SOURCE:
▽
It will also do things like warn you if you use named groups if your selected language doesn't support them, and the "Use" dropdown won't provide that option.

I really wish it wasn't Windows only.


Hah wow... I've had this app for over a decade and never noticed that feature... right next to the Debug button which I have used numerous times on really gnarly regexes


https://www.debuggex.com/ is a neat one for showing a syntax chart (or railroad chart) visualization.

I generally use https://regex101.com for its display of matched groups (when I'm dealing with complex groups and/or replacement backreferences), and http://regexstorm.net/tester when I specifically need to check a regex that will be running in .NET or Powershell.


I've been using The Regex Coach [0] for years. Simple, free, does the job.

[0] http://www.weitz.de/regex-coach/


For advanced users (and those who want to become regex gurus), the most helpful regex site for me is http://www.rexegg.com/. Also the O'Reilly book "Mastering Regular Expressions" is probably worth gold.


> Also the O'Reilly book "Mastering Regular Expressions" is probably worth gold.

The book is worth it's price if only for chapter 1, definitely seconding this recommendation.


I'll add http://www.ultrapico.com/expresso.htm as another alternative! Writes out the regex steps in English too.


I like https://regexper.com/ as it gives you a visual flow of what's happening.


I've been teaching regular expressions for years, and offer a free online e-mail course on the subject (http://RegexpCrashCourse.com/).

This site is a very nice summary of regexp syntax and is written well -- but it's missing two crucial pieces that help people learn: Examples and exercises. Without practice, there's no way that people can remember the syntax.


It isn't missing those. Every section links to regex101.com prefilled, ready for experimentation.


I'll revise my criticism, then: There are some examples, but not enough. And the links to an interactive regexp system is very smart and nice.


Good article (didn't realize there were other kinds of lookaround), but maybe the bottom should link to well-tested standards-based regexes instead.

    URL: ^(((http|https|ftp):\/\/)?([[a-zA-Z0-9]\-\.])+(\.)([[a-zA-Z0-9]]){2,4}([[a-zA-Z0-9]\/+=%&_\.~?\-]*))*$
I recently encountered a case where a URL had an underscore at the end of a subdomain name. It seems underscores are okay anywhere else, but while my friend on Windows was able to load the website, I wasn't (on Linux) using Firefox, curl, remote screenshot service which presumably ran Linux etc. According to various RFCs, they should be okay anywhere within the subdomain name.

Has anyone encountered this behavior? Couldn't find anything on the internet; maybe it's just my computer?


It seems to mostly come down to differences in how things are defined. DNS itself can handle almost arbitrary data https://tools.ietf.org/html/rfc2181#section-11, while an Internet Hostname was defined to be more strict https://tools.ietf.org/html/rfc1123#section-2. The same issue also exists with dashes at the end of domain components.

I'm not enough of a history boffin to know how Microsoft came to support it differently (perhaps something from the Netbios and NT era). At this point in time though, I don't see either party changing their default validations to agree on a single definition.
△
SHORT TASK A:
Using the forum thread on regex tools, decide whether each statement agrees with it. Answer yes or no, and quote the words from the thread that settle it.
(i) The Regex Coach is described as free.
(ii) The poster who ran into the subdomain underscore could load the website on Linux.
(iii) Every section of the regex syntax site links to regex101.com with the pattern already filled in.
SHORT TASK B:
Answer these questions from the forum thread on regex tools:
(i) Which site does a poster use to check a regex that will run in .NET or Powershell?
(ii) What is the title of the O'Reilly book that two posters recommend?
(iii) Besides underscores, what character at the end of domain components is said to have the same issue?
SHORT TASK C: Write another reply that continues the forum thread on regex tools after its last post.
The items that come after this text aren't used for anything here.

Saved entries
▽
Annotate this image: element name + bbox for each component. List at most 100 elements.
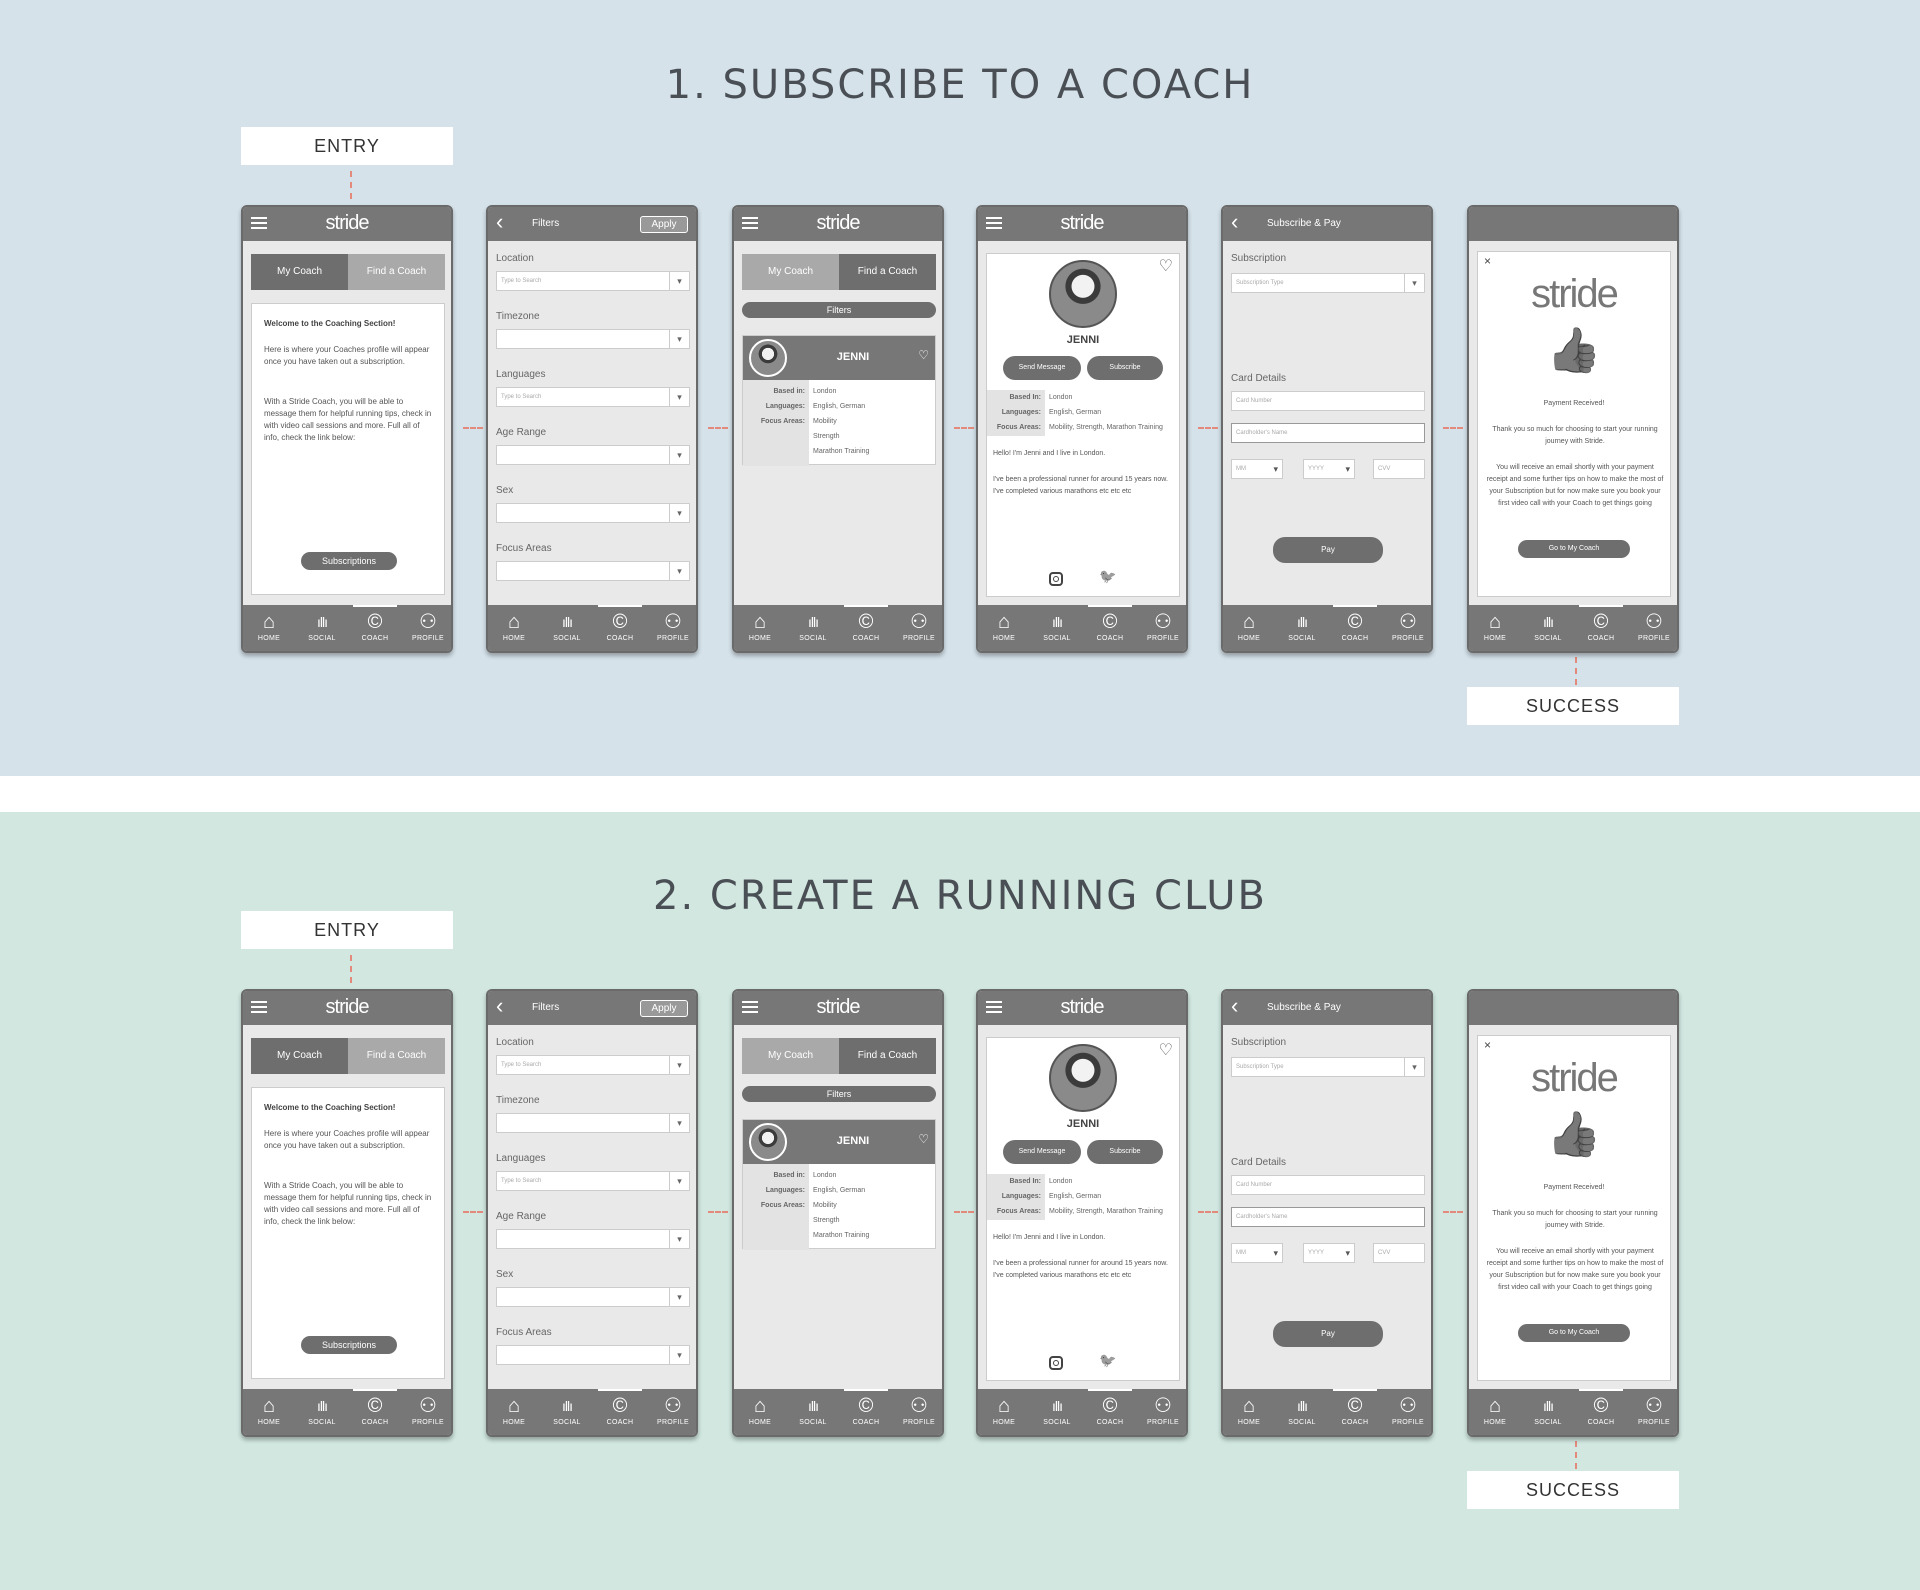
nav-social[interactable]: ıllı SOCIAL bbox=[1522, 609, 1574, 642]
pay-button[interactable]: Pay bbox=[1273, 1321, 1383, 1347]
twitter-icon[interactable]: 🐦 bbox=[1099, 1352, 1116, 1369]
apply-button[interactable]: Apply bbox=[640, 216, 688, 233]
nav-social[interactable]: ıllı SOCIAL bbox=[296, 609, 348, 642]
nav-coach[interactable]: © COACH bbox=[349, 605, 401, 642]
instagram-icon[interactable] bbox=[1049, 572, 1063, 586]
back-arrow-icon[interactable]: ‹ bbox=[496, 993, 503, 1019]
back-arrow-icon[interactable]: ‹ bbox=[496, 209, 503, 235]
coach-card[interactable]: JENNI ♡ Based in: Languages: Focus Areas: Lon… bbox=[742, 335, 936, 466]
card-number-field[interactable]: Card Number bbox=[1231, 1175, 1425, 1195]
filter-select-1[interactable]: ▾ bbox=[496, 1113, 690, 1133]
nav-home[interactable]: ⌂ HOME bbox=[1223, 609, 1275, 642]
nav-profile[interactable]: ⚇ PROFILE bbox=[647, 1393, 696, 1426]
cardholder-name-field[interactable]: Cardholder's Name bbox=[1231, 1207, 1425, 1227]
nav-profile[interactable]: ⚇ PROFILE bbox=[647, 609, 696, 642]
nav-home[interactable]: ⌂ HOME bbox=[1223, 1393, 1275, 1426]
nav-coach[interactable]: © COACH bbox=[594, 605, 646, 642]
go-to-my-coach-button[interactable]: Go to My Coach bbox=[1518, 540, 1630, 558]
back-arrow-icon[interactable]: ‹ bbox=[1231, 209, 1238, 235]
nav-profile[interactable]: ⚇ PROFILE bbox=[1137, 1393, 1186, 1426]
yyyy-field[interactable]: YYYY ▾ bbox=[1303, 1243, 1355, 1263]
apply-button[interactable]: Apply bbox=[640, 1000, 688, 1017]
filter-select-3[interactable]: ▾ bbox=[496, 1229, 690, 1249]
cardholder-name-field[interactable]: Cardholder's Name bbox=[1231, 423, 1425, 443]
nav-coach[interactable]: © COACH bbox=[840, 605, 892, 642]
nav-profile[interactable]: ⚇ PROFILE bbox=[402, 609, 451, 642]
nav-social[interactable]: ıllı SOCIAL bbox=[1276, 609, 1328, 642]
tab-my-coach[interactable]: My Coach bbox=[251, 1038, 348, 1074]
go-to-my-coach-button[interactable]: Go to My Coach bbox=[1518, 1324, 1630, 1342]
nav-coach[interactable]: © COACH bbox=[1575, 1389, 1627, 1426]
heart-icon[interactable]: ♡ bbox=[1159, 1040, 1173, 1060]
filter-select-0[interactable]: Type to Search ▾ bbox=[496, 1055, 690, 1075]
send-message-button[interactable]: Send Message bbox=[1003, 356, 1081, 380]
nav-home[interactable]: ⌂ HOME bbox=[243, 609, 295, 642]
nav-profile[interactable]: ⚇ PROFILE bbox=[1382, 1393, 1431, 1426]
nav-home[interactable]: ⌂ HOME bbox=[488, 609, 540, 642]
subscribe-button[interactable]: Subscribe bbox=[1087, 356, 1163, 380]
mm-field[interactable]: MM ▾ bbox=[1231, 1243, 1283, 1263]
subscribe-button[interactable]: Subscribe bbox=[1087, 1140, 1163, 1164]
filter-select-2[interactable]: Type to Search ▾ bbox=[496, 1171, 690, 1191]
nav-social[interactable]: ıllı SOCIAL bbox=[787, 609, 839, 642]
tab-find-coach[interactable]: Find a Coach bbox=[839, 1038, 936, 1074]
heart-icon[interactable]: ♡ bbox=[918, 1132, 929, 1146]
filter-select-5[interactable]: ▾ bbox=[496, 1345, 690, 1365]
subscription-type-select[interactable]: Subscription Type ▾ bbox=[1231, 273, 1425, 293]
nav-profile[interactable]: ⚇ PROFILE bbox=[1137, 609, 1186, 642]
nav-social[interactable]: ıllı SOCIAL bbox=[1522, 1393, 1574, 1426]
nav-profile[interactable]: ⚇ PROFILE bbox=[1628, 1393, 1677, 1426]
cvv-field[interactable]: CVV bbox=[1373, 1243, 1425, 1263]
nav-social[interactable]: ıllı SOCIAL bbox=[1031, 609, 1083, 642]
nav-coach[interactable]: © COACH bbox=[349, 1389, 401, 1426]
mm-field[interactable]: MM ▾ bbox=[1231, 459, 1283, 479]
nav-coach[interactable]: © COACH bbox=[1575, 605, 1627, 642]
twitter-icon[interactable]: 🐦 bbox=[1099, 568, 1116, 585]
instagram-icon[interactable] bbox=[1049, 1356, 1063, 1370]
filter-select-2[interactable]: Type to Search ▾ bbox=[496, 387, 690, 407]
pay-button[interactable]: Pay bbox=[1273, 537, 1383, 563]
nav-social[interactable]: ıllı SOCIAL bbox=[1031, 1393, 1083, 1426]
tab-my-coach[interactable]: My Coach bbox=[742, 254, 839, 290]
filter-select-5[interactable]: ▾ bbox=[496, 561, 690, 581]
nav-home[interactable]: ⌂ HOME bbox=[243, 1393, 295, 1426]
nav-home[interactable]: ⌂ HOME bbox=[734, 609, 786, 642]
nav-coach[interactable]: © COACH bbox=[1329, 605, 1381, 642]
nav-home[interactable]: ⌂ HOME bbox=[488, 1393, 540, 1426]
tab-find-coach[interactable]: Find a Coach bbox=[839, 254, 936, 290]
close-icon[interactable]: × bbox=[1484, 1038, 1491, 1052]
nav-profile[interactable]: ⚇ PROFILE bbox=[1628, 609, 1677, 642]
close-icon[interactable]: × bbox=[1484, 254, 1491, 268]
nav-profile[interactable]: ⚇ PROFILE bbox=[402, 1393, 451, 1426]
tab-find-coach[interactable]: Find a Coach bbox=[348, 1038, 445, 1074]
tab-my-coach[interactable]: My Coach bbox=[742, 1038, 839, 1074]
nav-social[interactable]: ıllı SOCIAL bbox=[541, 609, 593, 642]
nav-home[interactable]: ⌂ HOME bbox=[1469, 1393, 1521, 1426]
nav-social[interactable]: ıllı SOCIAL bbox=[296, 1393, 348, 1426]
nav-profile[interactable]: ⚇ PROFILE bbox=[893, 609, 942, 642]
nav-profile[interactable]: ⚇ PROFILE bbox=[1382, 609, 1431, 642]
nav-coach[interactable]: © COACH bbox=[840, 1389, 892, 1426]
nav-social[interactable]: ıllı SOCIAL bbox=[787, 1393, 839, 1426]
nav-home[interactable]: ⌂ HOME bbox=[1469, 609, 1521, 642]
filter-select-0[interactable]: Type to Search ▾ bbox=[496, 271, 690, 291]
tab-find-coach[interactable]: Find a Coach bbox=[348, 254, 445, 290]
filters-button[interactable]: Filters bbox=[742, 1086, 936, 1102]
subscriptions-button[interactable]: Subscriptions bbox=[301, 1336, 397, 1354]
subscriptions-button[interactable]: Subscriptions bbox=[301, 552, 397, 570]
nav-home[interactable]: ⌂ HOME bbox=[734, 1393, 786, 1426]
nav-home[interactable]: ⌂ HOME bbox=[978, 1393, 1030, 1426]
filter-select-1[interactable]: ▾ bbox=[496, 329, 690, 349]
filters-button[interactable]: Filters bbox=[742, 302, 936, 318]
subscription-type-select[interactable]: Subscription Type ▾ bbox=[1231, 1057, 1425, 1077]
nav-social[interactable]: ıllı SOCIAL bbox=[541, 1393, 593, 1426]
nav-social[interactable]: ıllı SOCIAL bbox=[1276, 1393, 1328, 1426]
nav-home[interactable]: ⌂ HOME bbox=[978, 609, 1030, 642]
filter-select-3[interactable]: ▾ bbox=[496, 445, 690, 465]
nav-coach[interactable]: © COACH bbox=[1084, 1389, 1136, 1426]
back-arrow-icon[interactable]: ‹ bbox=[1231, 993, 1238, 1019]
cvv-field[interactable]: CVV bbox=[1373, 459, 1425, 479]
send-message-button[interactable]: Send Message bbox=[1003, 1140, 1081, 1164]
filter-select-4[interactable]: ▾ bbox=[496, 503, 690, 523]
yyyy-field[interactable]: YYYY ▾ bbox=[1303, 459, 1355, 479]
△
RESULT A:
(i) Yes: "Simple, free, does the job."
(ii) No: "while my friend on Windows was able to load the website, I wasn't (on Linux)"
(iii) Yes: "Every section links to regex101.com prefilled, ready for experimentation."

RESULT B:
(i) http://regexstorm.net/tester
(ii) "Mastering Regular Expressions"
(iii) Dashes

RESULT C:
Edit: If you're curious, this is the first commit that appears to be the first glibc commit limiting dashes at the end of URLS https://sourceware.org/git/?p=glibc.git;a=commitdiff;h=fa0bc.... I don't know about BSD libc, or windows however.


Wait a second...does this imply that if I put downloads that should only be of interest to our Windows customers on a server named something like downloads_.ourdomain.com, it might keep out all those annoying bots that ignore robots.txt and make a lot of noise in my logs? I'm guessing that most of the bots are not running on Windows.


That's a pretty bad idea, you shouldn't rely on this kind of stuff.

If there are people running OSX or Linux that want Windows downloads, or someone is behind a captive portal or proxy (like squid), they probably won't be able to reach it anymore.

If you have a real problem with bots, I'd look at what IPs they are coming from, and how often they try to connect. Something like IP blacklisting, or fail2ban might work for your use case.


Wow, how did you find that commit?


Both git and this git web view allow you to view all the commits that have modified just that file. Eg. https://sourceware.org/git/?p=glibc.git;a=history;f=resolv/r.... So it's a simple matter of looking at the diffs between commits.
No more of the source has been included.